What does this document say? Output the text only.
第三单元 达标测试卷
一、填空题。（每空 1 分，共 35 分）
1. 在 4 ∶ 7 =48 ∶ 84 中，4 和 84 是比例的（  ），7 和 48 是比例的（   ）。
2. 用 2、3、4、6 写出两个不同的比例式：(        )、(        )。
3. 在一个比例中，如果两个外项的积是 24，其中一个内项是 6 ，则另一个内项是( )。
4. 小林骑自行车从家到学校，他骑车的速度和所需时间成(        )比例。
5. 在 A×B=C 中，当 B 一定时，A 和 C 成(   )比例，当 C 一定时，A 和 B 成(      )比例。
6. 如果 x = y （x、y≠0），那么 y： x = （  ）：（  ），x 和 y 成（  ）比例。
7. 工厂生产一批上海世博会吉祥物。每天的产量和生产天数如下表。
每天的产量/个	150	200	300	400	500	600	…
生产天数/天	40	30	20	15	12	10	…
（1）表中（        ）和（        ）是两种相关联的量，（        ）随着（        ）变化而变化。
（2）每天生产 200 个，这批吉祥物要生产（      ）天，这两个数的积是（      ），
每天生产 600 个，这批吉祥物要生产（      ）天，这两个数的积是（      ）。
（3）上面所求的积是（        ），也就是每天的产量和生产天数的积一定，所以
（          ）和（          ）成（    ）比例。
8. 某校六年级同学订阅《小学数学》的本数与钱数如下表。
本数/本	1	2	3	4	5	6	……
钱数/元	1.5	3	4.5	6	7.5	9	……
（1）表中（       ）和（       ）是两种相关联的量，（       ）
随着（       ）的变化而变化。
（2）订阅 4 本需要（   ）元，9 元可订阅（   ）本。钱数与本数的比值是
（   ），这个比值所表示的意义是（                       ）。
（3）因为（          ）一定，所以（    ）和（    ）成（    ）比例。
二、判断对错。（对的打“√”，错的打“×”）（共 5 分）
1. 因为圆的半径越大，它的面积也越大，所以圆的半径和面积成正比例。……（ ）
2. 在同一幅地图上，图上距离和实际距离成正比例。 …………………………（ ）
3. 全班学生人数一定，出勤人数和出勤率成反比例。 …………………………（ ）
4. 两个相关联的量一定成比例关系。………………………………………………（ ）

### WRITTEN INSTRUCTION
Restate all of the entries exactly, please.

### ANSWER TO THIS TASK
What does this document say? Output the text only.
第三单元 达标测试卷
一、填空题。（每空 1 分，共 35 分）
1. 在 4 ∶ 7 =48 ∶ 84 中，4 和 84 是比例的（  ），7 和 48 是比例的（   ）。
2. 用 2、3、4、6 写出两个不同的比例式：(        )、(        )。
3. 在一个比例中，如果两个外项的积是 24，其中一个内项是 6 ，则另一个内项是( )。
4. 小林骑自行车从家到学校，他骑车的速度和所需时间成(        )比例。
5. 在 A×B=C 中，当 B 一定时，A 和 C 成(   )比例，当 C 一定时，A 和 B 成(      )比例。
6. 如果 x = y （x、y≠0），那么 y： x = （  ）：（  ），x 和 y 成（  ）比例。
7. 工厂生产一批上海世博会吉祥物。每天的产量和生产天数如下表。
每天的产量/个	150	200	300	400	500	600	…
生产天数/天	40	30	20	15	12	10	…
（1）表中（        ）和（        ）是两种相关联的量，（        ）随着（        ）变化而变化。
（2）每天生产 200 个，这批吉祥物要生产（      ）天，这两个数的积是（      ），
每天生产 600 个，这批吉祥物要生产（      ）天，这两个数的积是（      ）。
（3）上面所求的积是（        ），也就是每天的产量和生产天数的积一定，所以
（          ）和（          ）成（    ）比例。
8. 某校六年级同学订阅《小学数学》的本数与钱数如下表。
本数/本	1	2	3	4	5	6	……
钱数/元	1.5	3	4.5	6	7.5	9	……
（1）表中（       ）和（       ）是两种相关联的量，（       ）
随着（       ）的变化而变化。
（2）订阅 4 本需要（   ）元，9 元可订阅（   ）本。钱数与本数的比值是
（   ），这个比值所表示的意义是（                       ）。
（3）因为（          ）一定，所以（    ）和（    ）成（    ）比例。
二、判断对错。（对的打“√”，错的打“×”）（共 5 分）
1. 因为圆的半径越大，它的面积也越大，所以圆的半径和面积成正比例。……（ ）
2. 在同一幅地图上，图上距离和实际距离成正比例。 …………………………（ ）
3. 全班学生人数一定，出勤人数和出勤率成反比例。 …………………………（ ）
4. 两个相关联的量一定成比例关系。………………………………………………（ ）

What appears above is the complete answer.